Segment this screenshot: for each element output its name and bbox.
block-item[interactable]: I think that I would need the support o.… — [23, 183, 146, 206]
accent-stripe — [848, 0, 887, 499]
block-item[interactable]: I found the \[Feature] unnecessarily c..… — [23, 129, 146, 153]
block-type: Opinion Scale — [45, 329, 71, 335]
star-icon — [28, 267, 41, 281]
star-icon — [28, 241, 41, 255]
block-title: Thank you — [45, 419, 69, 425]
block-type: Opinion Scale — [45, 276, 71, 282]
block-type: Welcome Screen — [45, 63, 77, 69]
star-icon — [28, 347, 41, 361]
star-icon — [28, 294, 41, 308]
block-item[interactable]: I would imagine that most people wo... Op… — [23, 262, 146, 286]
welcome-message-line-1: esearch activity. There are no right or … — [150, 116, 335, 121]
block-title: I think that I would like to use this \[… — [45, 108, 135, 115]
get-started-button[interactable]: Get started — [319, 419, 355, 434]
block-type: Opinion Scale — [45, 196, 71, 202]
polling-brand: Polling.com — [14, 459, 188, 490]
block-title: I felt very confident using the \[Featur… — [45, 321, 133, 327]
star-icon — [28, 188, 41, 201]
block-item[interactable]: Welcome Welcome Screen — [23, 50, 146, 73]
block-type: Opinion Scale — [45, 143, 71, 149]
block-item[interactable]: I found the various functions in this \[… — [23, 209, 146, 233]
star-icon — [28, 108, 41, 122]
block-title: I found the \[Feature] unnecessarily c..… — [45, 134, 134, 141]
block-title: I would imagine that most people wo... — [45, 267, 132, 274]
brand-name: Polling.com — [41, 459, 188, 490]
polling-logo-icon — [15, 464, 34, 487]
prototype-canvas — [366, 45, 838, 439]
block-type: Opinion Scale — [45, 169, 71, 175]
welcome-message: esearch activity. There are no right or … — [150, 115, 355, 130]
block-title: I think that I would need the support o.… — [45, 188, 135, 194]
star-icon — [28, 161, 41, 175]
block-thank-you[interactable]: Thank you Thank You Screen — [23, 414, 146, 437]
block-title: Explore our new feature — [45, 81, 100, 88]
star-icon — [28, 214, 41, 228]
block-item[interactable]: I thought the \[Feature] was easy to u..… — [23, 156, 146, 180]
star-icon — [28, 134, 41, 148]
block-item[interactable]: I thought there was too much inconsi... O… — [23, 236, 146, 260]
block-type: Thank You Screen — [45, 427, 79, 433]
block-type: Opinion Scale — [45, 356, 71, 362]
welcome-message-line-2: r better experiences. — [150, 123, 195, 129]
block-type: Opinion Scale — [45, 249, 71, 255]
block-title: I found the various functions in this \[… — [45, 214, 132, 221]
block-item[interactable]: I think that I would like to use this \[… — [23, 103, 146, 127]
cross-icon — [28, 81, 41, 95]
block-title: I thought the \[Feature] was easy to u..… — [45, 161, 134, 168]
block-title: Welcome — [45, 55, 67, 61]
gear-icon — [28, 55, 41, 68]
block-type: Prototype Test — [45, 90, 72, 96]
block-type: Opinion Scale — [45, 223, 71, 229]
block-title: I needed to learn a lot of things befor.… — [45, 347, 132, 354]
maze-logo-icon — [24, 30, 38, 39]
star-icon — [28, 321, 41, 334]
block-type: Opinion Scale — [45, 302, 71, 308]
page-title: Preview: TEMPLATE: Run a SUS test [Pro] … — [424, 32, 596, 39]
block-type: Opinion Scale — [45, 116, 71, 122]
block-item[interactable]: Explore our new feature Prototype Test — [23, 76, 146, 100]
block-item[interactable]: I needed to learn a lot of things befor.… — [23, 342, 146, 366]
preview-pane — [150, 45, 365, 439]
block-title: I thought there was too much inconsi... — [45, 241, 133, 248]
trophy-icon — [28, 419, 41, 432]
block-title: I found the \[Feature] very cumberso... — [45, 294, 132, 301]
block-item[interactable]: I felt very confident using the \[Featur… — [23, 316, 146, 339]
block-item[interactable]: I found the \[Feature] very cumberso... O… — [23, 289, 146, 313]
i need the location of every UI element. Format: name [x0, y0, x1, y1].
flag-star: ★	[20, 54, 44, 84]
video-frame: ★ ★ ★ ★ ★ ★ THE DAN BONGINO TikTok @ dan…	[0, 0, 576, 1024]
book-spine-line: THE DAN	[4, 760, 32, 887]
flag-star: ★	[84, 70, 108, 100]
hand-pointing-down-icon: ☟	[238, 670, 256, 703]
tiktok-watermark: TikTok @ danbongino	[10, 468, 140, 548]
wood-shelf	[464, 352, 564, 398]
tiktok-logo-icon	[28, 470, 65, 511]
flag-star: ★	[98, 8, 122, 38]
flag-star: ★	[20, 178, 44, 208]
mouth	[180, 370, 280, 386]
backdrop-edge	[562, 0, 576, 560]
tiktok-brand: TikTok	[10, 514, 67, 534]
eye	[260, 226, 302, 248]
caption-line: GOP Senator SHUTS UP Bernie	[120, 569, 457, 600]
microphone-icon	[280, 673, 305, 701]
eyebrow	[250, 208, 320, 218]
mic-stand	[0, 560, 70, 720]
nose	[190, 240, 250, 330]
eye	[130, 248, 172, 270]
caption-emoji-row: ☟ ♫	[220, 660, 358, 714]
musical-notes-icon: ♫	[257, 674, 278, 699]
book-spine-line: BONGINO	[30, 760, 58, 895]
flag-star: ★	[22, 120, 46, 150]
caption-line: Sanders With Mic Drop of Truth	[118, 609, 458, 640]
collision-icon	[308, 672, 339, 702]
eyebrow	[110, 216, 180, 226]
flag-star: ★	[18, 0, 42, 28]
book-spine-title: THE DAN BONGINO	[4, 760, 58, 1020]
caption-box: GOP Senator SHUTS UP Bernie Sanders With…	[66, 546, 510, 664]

> WRITTEN PROBLEM:
Reproduce the material word for word, beginning with its first line and continuing up to and including the line containing "block-type: Opinion Scale — [45, 356, 71, 362]".

> SOLUTION TO THIS TASK:
Segment this screenshot: for each element output its name and bbox.
block-item[interactable]: I think that I would need the support o.… — [23, 183, 146, 206]
accent-stripe — [848, 0, 887, 499]
block-item[interactable]: I found the \[Feature] unnecessarily c..… — [23, 129, 146, 153]
block-type: Opinion Scale — [45, 329, 71, 335]
star-icon — [28, 267, 41, 281]
star-icon — [28, 241, 41, 255]
block-title: Thank you — [45, 419, 69, 425]
block-type: Opinion Scale — [45, 276, 71, 282]
block-type: Welcome Screen — [45, 63, 77, 69]
star-icon — [28, 347, 41, 361]
star-icon — [28, 294, 41, 308]
block-item[interactable]: I would imagine that most people wo... Op… — [23, 262, 146, 286]
welcome-message-line-1: esearch activity. There are no right or … — [150, 116, 335, 121]
block-title: I think that I would like to use this \[… — [45, 108, 135, 115]
get-started-button[interactable]: Get started — [319, 419, 355, 434]
block-type: Opinion Scale — [45, 196, 71, 202]
polling-brand: Polling.com — [14, 459, 188, 490]
block-title: I felt very confident using the \[Featur… — [45, 321, 133, 327]
star-icon — [28, 188, 41, 201]
block-item[interactable]: Welcome Welcome Screen — [23, 50, 146, 73]
block-type: Opinion Scale — [45, 143, 71, 149]
block-item[interactable]: I found the various functions in this \[… — [23, 209, 146, 233]
star-icon — [28, 108, 41, 122]
block-title: I found the \[Feature] unnecessarily c..… — [45, 134, 134, 141]
block-title: I would imagine that most people wo... — [45, 267, 132, 274]
brand-name: Polling.com — [41, 459, 188, 490]
polling-logo-icon — [15, 464, 34, 487]
prototype-canvas — [366, 45, 838, 439]
block-type: Opinion Scale — [45, 169, 71, 175]
welcome-message: esearch activity. There are no right or … — [150, 115, 355, 130]
block-title: I think that I would need the support o.… — [45, 188, 135, 194]
star-icon — [28, 161, 41, 175]
block-thank-you[interactable]: Thank you Thank You Screen — [23, 414, 146, 437]
block-title: Explore our new feature — [45, 81, 100, 88]
star-icon — [28, 214, 41, 228]
block-item[interactable]: I thought the \[Feature] was easy to u..… — [23, 156, 146, 180]
star-icon — [28, 134, 41, 148]
block-item[interactable]: I thought there was too much inconsi... O… — [23, 236, 146, 260]
block-type: Thank You Screen — [45, 427, 79, 433]
block-type: Opinion Scale — [45, 356, 71, 362]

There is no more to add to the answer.